Copy out the records below word for word, from the line with "paragraph-service [124, 1094, 674, 1337]" through the line with "List UI elements", including both of those lines.
# # # # # # #
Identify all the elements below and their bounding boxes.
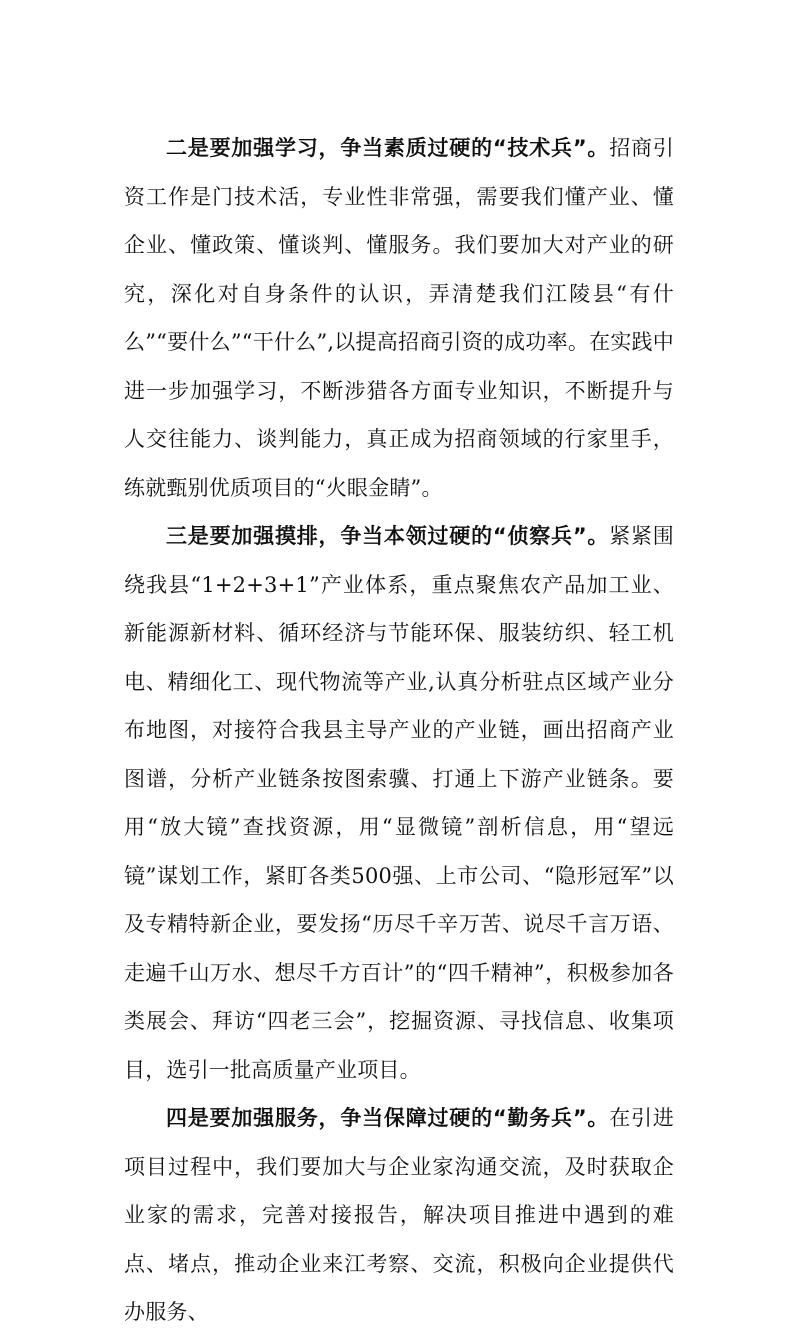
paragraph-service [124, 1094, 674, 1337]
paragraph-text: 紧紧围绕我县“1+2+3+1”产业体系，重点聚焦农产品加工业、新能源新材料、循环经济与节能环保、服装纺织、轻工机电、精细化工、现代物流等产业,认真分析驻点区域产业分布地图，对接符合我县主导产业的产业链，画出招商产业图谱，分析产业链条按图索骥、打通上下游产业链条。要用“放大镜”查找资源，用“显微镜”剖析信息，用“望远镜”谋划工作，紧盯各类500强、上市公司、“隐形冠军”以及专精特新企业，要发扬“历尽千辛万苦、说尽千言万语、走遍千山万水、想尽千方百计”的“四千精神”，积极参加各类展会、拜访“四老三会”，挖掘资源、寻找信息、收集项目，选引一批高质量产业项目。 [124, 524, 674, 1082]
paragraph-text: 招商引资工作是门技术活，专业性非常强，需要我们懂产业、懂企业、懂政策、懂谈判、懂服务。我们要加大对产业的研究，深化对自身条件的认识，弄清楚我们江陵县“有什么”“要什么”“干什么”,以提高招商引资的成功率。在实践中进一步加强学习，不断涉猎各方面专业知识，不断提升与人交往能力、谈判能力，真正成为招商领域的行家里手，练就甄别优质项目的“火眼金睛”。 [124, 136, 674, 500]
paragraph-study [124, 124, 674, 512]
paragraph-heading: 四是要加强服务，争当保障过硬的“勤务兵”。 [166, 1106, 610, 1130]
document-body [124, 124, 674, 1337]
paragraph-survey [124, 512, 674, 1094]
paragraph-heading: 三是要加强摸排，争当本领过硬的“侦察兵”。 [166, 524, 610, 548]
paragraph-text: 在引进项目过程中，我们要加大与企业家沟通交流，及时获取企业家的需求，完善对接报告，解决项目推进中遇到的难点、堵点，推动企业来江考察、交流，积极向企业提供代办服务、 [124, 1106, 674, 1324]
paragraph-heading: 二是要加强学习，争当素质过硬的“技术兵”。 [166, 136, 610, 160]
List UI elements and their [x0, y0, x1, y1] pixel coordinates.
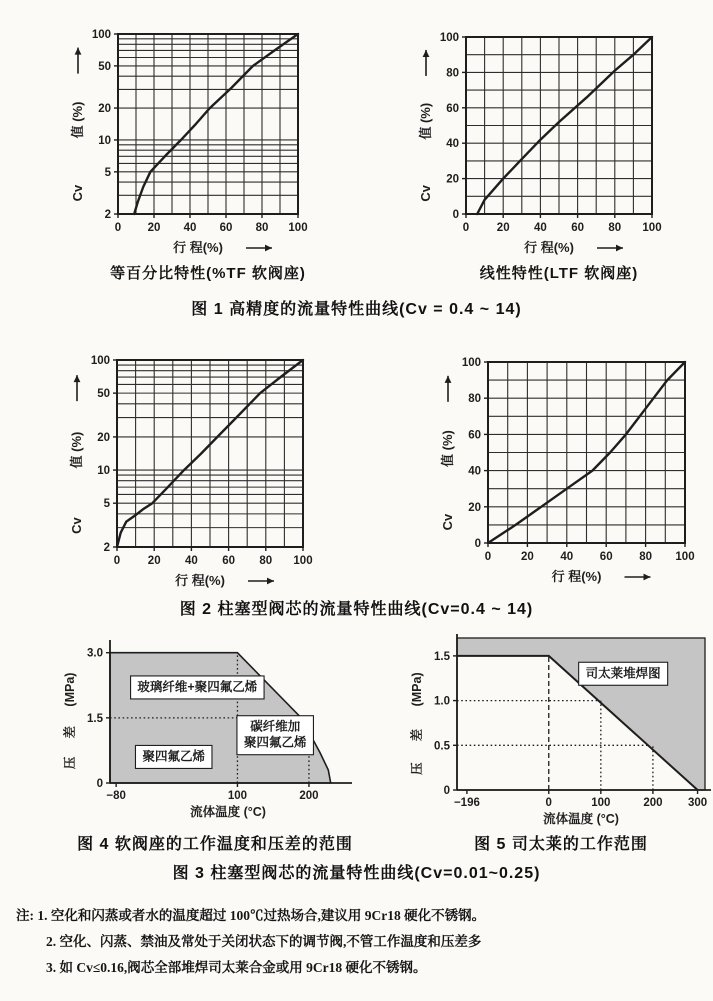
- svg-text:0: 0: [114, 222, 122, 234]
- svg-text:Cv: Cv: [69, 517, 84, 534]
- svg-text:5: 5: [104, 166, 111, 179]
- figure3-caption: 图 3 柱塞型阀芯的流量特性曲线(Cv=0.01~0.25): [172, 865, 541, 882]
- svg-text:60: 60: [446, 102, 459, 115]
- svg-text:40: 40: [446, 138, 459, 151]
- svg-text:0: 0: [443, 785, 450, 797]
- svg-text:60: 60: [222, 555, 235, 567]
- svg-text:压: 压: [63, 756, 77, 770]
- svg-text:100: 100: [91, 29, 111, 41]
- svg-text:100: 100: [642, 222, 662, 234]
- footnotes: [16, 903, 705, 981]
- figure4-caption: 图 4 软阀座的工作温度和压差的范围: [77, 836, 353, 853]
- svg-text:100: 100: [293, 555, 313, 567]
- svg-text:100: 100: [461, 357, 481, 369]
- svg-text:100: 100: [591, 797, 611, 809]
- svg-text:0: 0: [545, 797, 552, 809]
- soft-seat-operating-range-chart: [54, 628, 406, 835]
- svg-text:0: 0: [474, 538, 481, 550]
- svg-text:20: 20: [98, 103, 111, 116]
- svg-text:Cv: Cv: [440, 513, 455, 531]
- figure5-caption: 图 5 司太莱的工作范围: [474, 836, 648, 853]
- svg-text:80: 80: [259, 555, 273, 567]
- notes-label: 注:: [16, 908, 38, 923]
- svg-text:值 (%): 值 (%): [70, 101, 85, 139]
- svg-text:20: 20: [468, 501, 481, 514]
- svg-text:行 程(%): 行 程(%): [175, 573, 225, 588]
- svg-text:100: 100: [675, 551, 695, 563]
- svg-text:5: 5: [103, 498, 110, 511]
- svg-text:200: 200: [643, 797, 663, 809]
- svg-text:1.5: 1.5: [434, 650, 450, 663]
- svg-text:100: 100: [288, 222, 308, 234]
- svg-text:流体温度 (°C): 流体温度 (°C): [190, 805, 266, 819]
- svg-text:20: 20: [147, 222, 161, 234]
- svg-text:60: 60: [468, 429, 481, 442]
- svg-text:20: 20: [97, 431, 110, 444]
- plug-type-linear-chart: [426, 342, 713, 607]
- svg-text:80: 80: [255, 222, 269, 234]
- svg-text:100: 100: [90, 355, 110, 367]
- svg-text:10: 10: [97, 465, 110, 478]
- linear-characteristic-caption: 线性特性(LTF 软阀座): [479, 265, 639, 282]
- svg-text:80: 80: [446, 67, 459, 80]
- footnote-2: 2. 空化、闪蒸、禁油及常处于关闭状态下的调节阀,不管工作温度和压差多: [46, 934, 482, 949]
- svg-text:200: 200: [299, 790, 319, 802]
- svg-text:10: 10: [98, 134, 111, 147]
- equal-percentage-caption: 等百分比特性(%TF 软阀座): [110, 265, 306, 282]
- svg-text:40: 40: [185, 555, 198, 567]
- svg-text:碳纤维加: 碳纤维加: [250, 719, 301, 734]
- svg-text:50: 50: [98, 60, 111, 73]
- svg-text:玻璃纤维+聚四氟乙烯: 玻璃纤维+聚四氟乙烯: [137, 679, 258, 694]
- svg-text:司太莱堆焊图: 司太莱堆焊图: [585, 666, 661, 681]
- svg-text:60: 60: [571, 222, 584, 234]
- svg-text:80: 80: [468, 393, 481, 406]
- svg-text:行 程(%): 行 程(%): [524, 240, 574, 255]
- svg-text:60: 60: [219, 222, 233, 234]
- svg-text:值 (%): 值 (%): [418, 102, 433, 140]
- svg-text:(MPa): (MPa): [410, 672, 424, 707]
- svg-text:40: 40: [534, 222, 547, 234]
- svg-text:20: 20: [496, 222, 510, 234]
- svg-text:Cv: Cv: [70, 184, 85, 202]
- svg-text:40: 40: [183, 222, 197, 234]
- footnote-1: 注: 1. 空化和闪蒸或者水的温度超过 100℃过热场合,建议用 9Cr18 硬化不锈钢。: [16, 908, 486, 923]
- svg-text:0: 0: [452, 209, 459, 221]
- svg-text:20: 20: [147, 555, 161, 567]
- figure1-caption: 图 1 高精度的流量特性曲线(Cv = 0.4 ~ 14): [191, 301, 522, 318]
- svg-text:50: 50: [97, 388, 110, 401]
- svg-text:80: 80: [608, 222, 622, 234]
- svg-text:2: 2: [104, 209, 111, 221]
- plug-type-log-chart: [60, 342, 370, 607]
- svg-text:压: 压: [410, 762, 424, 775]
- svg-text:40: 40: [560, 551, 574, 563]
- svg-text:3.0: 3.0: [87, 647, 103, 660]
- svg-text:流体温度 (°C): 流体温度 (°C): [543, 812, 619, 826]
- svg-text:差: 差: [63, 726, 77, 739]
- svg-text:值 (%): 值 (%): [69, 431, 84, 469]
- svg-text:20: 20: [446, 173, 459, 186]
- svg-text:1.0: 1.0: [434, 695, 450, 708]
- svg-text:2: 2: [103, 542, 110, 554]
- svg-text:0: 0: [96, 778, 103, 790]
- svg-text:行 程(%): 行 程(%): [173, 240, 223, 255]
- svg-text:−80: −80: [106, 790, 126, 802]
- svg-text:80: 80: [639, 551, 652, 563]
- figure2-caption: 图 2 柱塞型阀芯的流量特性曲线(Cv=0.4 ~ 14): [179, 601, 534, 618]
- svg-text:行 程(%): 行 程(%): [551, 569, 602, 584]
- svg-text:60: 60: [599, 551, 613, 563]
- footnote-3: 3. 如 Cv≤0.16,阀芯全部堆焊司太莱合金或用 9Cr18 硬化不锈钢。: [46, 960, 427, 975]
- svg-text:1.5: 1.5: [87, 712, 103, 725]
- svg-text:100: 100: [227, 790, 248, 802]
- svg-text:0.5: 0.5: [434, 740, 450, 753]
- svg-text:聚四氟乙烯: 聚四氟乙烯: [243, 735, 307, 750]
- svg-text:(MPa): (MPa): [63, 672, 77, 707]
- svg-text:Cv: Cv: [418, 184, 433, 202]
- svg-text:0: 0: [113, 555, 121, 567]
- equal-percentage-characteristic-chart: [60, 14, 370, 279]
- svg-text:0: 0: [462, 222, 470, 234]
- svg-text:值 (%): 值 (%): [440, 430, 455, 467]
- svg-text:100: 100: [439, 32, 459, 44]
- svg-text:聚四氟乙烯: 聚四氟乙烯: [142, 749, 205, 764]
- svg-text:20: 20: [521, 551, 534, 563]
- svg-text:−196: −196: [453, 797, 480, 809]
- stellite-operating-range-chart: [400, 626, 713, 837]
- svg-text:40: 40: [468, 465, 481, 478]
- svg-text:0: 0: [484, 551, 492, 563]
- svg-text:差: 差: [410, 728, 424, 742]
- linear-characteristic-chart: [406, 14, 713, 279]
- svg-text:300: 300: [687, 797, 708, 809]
# # # # # # #
◆ **Complete output**:
paragraph-service [124, 1094, 674, 1337]
paragraph-text: 紧紧围绕我县“1+2+3+1”产业体系，重点聚焦农产品加工业、新能源新材料、循环经济与节能环保、服装纺织、轻工机电、精细化工、现代物流等产业,认真分析驻点区域产业分布地图，对接符合我县主导产业的产业链，画出招商产业图谱，分析产业链条按图索骥、打通上下游产业链条。要用“放大镜”查找资源，用“显微镜”剖析信息，用“望远镜”谋划工作，紧盯各类500强、上市公司、“隐形冠军”以及专精特新企业，要发扬“历尽千辛万苦、说尽千言万语、走遍千山万水、想尽千方百计”的“四千精神”，积极参加各类展会、拜访“四老三会”，挖掘资源、寻找信息、收集项目，选引一批高质量产业项目。 [124, 524, 674, 1082]
paragraph-text: 招商引资工作是门技术活，专业性非常强，需要我们懂产业、懂企业、懂政策、懂谈判、懂服务。我们要加大对产业的研究，深化对自身条件的认识，弄清楚我们江陵县“有什么”“要什么”“干什么”,以提高招商引资的成功率。在实践中进一步加强学习，不断涉猎各方面专业知识，不断提升与人交往能力、谈判能力，真正成为招商领域的行家里手，练就甄别优质项目的“火眼金睛”。 [124, 136, 674, 500]
paragraph-study [124, 124, 674, 512]
paragraph-heading: 四是要加强服务，争当保障过硬的“勤务兵”。 [166, 1106, 610, 1130]
document-body [124, 124, 674, 1337]
paragraph-survey [124, 512, 674, 1094]
paragraph-heading: 三是要加强摸排，争当本领过硬的“侦察兵”。 [166, 524, 610, 548]
paragraph-text: 在引进项目过程中，我们要加大与企业家沟通交流，及时获取企业家的需求，完善对接报告，解决项目推进中遇到的难点、堵点，推动企业来江考察、交流，积极向企业提供代办服务、 [124, 1106, 674, 1324]
paragraph-heading: 二是要加强学习，争当素质过硬的“技术兵”。 [166, 136, 610, 160]
List UI elements and their [x0, y0, x1, y1] pixel coordinates.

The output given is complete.